§ **INSTRUCTIONS TO FOLLOW**:
Track down every line below that holds "jest" and copy it.

** Start RECORDS SUPPLIED **

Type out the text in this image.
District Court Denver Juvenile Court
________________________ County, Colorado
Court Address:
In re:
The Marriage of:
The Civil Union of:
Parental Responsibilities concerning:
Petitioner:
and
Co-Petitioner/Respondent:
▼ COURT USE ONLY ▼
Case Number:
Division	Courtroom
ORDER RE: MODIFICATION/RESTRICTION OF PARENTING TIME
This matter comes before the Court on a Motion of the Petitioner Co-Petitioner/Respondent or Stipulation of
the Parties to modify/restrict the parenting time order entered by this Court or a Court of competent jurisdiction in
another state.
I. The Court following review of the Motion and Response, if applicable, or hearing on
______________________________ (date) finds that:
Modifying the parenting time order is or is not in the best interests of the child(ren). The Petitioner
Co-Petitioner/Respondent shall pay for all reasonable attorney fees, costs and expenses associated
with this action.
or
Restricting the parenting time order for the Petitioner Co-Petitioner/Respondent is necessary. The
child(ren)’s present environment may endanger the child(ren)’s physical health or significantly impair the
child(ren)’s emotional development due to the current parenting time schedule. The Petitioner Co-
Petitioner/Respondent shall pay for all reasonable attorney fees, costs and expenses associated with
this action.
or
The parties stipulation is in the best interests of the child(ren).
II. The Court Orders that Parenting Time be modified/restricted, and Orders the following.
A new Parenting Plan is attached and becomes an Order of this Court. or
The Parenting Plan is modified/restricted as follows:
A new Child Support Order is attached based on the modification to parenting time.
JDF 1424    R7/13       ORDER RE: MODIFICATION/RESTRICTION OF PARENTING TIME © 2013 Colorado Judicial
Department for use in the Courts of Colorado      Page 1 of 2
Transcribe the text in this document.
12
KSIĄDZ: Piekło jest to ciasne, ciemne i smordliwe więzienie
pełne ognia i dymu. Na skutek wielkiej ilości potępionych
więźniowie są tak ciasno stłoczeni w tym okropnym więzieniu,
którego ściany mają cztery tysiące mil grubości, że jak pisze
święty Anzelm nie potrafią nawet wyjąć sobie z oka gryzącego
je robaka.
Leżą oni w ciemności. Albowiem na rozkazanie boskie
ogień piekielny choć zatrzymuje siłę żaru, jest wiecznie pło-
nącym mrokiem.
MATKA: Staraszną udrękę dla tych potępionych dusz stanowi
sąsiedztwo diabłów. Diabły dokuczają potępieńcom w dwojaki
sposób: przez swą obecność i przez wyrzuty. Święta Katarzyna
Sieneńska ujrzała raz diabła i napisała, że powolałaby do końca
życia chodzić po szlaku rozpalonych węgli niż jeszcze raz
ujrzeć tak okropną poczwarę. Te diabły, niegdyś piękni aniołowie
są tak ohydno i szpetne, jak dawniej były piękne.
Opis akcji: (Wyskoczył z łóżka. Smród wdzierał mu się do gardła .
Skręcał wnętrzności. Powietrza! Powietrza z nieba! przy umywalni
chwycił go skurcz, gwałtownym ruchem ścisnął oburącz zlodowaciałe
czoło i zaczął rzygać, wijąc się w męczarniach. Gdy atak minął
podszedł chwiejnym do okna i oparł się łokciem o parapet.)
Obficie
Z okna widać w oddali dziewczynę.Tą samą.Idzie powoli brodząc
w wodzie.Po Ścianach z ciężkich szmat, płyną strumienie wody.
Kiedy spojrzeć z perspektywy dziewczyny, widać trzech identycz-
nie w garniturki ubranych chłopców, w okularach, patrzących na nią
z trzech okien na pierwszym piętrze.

** End RECORDS SUPPLIED **
** Start RECORDS SUPPLIED **

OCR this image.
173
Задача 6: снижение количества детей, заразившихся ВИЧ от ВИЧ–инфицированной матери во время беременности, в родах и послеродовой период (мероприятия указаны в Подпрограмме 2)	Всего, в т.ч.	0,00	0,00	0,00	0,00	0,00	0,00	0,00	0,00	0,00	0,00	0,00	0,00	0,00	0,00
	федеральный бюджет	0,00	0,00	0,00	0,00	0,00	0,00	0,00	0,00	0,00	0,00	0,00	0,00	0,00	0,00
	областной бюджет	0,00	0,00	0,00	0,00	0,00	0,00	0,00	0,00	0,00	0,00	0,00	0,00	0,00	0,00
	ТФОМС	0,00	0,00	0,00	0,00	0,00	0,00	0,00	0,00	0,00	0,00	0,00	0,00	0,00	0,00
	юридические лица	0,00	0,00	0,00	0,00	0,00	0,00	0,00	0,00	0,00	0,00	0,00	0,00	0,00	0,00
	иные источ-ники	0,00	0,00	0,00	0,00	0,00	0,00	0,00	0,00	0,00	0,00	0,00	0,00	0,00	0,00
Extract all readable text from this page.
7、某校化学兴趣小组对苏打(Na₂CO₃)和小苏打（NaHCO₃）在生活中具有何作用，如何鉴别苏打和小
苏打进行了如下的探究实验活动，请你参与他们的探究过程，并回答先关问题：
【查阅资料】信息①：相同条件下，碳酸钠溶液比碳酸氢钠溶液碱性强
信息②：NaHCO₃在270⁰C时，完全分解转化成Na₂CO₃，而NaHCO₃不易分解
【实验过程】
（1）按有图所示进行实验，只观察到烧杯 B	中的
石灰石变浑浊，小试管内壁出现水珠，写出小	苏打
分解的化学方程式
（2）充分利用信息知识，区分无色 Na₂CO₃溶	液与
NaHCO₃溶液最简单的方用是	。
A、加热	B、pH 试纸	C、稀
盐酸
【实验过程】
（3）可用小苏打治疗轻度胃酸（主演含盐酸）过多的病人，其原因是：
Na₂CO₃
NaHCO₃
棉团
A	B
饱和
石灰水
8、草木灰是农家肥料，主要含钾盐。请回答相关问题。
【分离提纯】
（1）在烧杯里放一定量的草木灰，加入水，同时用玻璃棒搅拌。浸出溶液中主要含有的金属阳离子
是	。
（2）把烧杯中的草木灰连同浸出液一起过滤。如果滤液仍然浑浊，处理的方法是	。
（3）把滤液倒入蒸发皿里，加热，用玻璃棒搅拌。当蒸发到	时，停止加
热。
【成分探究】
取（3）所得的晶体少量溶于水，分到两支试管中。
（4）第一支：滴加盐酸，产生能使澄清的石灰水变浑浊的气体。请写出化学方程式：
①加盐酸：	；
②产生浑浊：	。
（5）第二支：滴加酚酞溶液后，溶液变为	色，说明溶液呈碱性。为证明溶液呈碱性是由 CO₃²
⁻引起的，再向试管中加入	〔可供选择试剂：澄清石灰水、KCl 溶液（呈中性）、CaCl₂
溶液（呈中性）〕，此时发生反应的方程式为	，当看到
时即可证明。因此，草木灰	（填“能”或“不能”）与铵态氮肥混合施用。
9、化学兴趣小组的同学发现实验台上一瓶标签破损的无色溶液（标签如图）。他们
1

** End RECORDS SUPPLIED **
** Start RECORDS SUPPLIED **

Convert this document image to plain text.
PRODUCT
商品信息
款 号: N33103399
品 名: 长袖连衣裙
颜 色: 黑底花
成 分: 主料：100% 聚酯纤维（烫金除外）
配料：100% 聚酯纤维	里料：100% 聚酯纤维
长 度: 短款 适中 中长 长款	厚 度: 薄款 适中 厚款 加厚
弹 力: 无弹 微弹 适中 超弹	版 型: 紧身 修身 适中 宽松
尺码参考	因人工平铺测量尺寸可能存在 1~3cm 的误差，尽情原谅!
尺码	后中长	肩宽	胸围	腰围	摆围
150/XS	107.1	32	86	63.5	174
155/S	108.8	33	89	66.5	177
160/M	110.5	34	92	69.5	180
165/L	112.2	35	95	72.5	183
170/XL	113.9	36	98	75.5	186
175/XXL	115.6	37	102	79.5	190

** End RECORDS SUPPLIED **

§ **REPLY**:
KSIĄDZ: Piekło jest to ciasne, ciemne i smordliwe więzienie
ogień piekielny choć zatrzymuje siłę żaru, jest wiecznie pło-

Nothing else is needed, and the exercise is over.